PROBLEM
Reproduce the lines from the start of the items through the line containing "FancyBboxPatch shape <box>21 25 1385", replacing "Years" with "Yrs" and changing nothing else.

EXCERPTED DATA
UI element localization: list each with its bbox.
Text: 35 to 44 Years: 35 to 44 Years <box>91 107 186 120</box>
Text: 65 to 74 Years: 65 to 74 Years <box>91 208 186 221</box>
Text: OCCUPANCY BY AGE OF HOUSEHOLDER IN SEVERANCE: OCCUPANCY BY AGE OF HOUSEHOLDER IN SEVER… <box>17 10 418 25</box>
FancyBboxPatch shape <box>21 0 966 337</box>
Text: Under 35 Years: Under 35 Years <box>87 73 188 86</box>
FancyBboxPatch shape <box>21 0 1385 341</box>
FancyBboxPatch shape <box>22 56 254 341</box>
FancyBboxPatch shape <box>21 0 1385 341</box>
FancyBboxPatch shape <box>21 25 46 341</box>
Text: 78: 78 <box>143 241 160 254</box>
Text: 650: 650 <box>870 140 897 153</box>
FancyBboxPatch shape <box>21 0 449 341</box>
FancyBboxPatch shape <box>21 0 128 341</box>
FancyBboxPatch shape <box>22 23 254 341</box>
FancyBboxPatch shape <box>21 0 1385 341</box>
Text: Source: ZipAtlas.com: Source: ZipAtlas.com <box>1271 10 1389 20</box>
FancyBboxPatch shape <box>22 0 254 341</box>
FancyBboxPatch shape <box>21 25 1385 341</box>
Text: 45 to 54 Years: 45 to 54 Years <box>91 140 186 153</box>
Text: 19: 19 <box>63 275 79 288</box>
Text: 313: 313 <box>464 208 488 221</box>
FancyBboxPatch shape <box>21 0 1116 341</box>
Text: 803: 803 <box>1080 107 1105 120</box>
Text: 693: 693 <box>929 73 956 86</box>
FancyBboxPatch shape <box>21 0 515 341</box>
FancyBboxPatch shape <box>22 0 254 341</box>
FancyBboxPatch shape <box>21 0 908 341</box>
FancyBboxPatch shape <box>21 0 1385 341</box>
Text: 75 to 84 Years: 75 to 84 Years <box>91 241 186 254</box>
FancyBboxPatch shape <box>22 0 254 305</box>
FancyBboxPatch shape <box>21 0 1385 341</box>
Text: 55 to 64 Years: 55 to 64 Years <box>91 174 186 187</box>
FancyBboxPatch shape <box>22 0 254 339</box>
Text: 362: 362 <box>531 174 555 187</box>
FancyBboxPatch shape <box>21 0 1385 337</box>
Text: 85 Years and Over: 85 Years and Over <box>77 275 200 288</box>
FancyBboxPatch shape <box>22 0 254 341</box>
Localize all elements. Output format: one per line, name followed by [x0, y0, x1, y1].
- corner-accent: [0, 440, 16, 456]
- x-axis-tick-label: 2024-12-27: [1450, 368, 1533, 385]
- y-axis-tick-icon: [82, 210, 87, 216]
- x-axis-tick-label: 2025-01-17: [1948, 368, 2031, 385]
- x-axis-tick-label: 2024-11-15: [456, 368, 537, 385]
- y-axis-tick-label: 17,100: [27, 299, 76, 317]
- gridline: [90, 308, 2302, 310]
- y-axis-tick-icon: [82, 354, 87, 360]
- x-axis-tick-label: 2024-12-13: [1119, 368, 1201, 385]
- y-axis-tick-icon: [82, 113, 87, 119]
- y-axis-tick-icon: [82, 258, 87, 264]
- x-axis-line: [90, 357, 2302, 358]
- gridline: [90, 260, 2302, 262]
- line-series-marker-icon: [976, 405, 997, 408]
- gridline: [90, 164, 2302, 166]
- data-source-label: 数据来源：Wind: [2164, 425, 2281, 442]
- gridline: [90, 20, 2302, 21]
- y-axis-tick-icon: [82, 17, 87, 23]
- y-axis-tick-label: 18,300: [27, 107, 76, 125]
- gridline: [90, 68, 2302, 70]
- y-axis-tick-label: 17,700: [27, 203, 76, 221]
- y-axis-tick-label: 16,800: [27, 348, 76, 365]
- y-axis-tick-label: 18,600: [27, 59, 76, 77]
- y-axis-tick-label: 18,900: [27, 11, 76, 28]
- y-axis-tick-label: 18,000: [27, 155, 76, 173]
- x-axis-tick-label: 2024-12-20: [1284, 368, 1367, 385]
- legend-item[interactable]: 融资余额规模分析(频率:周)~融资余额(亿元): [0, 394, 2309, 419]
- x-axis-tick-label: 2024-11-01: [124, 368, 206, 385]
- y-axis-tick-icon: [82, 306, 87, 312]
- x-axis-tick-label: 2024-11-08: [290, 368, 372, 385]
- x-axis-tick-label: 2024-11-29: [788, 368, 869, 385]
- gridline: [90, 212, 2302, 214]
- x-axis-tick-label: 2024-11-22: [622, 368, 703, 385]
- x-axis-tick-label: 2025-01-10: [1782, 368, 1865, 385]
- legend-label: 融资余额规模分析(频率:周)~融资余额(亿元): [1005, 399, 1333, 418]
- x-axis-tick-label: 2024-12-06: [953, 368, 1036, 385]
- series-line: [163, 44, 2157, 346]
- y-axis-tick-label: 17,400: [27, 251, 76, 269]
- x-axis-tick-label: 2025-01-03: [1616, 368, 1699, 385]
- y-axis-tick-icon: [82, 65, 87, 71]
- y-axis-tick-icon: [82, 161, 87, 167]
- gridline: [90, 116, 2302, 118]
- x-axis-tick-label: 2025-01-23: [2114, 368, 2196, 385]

EXERCISE SOLUTION
UI element localization: list each with its bbox.
Text: 35 to 44 Yrs: 35 to 44 Yrs <box>91 107 186 120</box>
Text: 65 to 74 Yrs: 65 to 74 Yrs <box>91 208 186 221</box>
Text: OCCUPANCY BY AGE OF HOUSEHOLDER IN SEVERANCE: OCCUPANCY BY AGE OF HOUSEHOLDER IN SEVER… <box>17 10 418 25</box>
FancyBboxPatch shape <box>21 0 966 337</box>
Text: Under 35 Yrs: Under 35 Yrs <box>87 73 188 86</box>
FancyBboxPatch shape <box>21 0 1385 341</box>
FancyBboxPatch shape <box>22 56 254 341</box>
FancyBboxPatch shape <box>21 0 1385 341</box>
FancyBboxPatch shape <box>21 25 46 341</box>
Text: 78: 78 <box>143 241 160 254</box>
Text: 650: 650 <box>870 140 897 153</box>
FancyBboxPatch shape <box>21 0 449 341</box>
FancyBboxPatch shape <box>21 0 128 341</box>
FancyBboxPatch shape <box>22 23 254 341</box>
FancyBboxPatch shape <box>21 0 1385 341</box>
Text: Source: ZipAtlas.com: Source: ZipAtlas.com <box>1271 10 1389 20</box>
FancyBboxPatch shape <box>22 0 254 341</box>
FancyBboxPatch shape <box>21 25 1385 341</box>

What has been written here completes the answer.